Saved data entries
★ ★ ★

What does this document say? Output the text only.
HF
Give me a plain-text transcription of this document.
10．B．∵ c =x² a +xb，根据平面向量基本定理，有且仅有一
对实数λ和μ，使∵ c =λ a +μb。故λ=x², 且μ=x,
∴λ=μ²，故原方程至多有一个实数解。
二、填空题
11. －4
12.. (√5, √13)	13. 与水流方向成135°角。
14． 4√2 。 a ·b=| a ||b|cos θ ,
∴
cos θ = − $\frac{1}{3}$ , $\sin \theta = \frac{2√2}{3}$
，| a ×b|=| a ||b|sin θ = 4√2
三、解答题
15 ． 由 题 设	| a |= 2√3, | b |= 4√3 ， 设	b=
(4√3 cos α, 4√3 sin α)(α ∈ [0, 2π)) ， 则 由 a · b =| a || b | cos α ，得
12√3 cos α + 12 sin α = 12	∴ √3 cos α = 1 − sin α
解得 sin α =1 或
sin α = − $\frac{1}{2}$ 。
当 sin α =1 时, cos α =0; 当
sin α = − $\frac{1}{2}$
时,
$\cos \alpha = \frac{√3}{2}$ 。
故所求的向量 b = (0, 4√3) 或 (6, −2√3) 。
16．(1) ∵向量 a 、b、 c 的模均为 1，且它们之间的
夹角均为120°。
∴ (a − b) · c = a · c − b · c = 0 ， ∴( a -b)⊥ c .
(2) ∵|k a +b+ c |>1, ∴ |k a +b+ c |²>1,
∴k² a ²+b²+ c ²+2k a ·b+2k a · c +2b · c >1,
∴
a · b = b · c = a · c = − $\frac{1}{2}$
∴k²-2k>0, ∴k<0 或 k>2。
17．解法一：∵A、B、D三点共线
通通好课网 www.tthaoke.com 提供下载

★ ★ ★

* **Exercise details**:
Pull out all lines in the data above that include "this".

* **Response to the task**:
What does this document say? Output the text only.
Give me a plain-text transcription of this document.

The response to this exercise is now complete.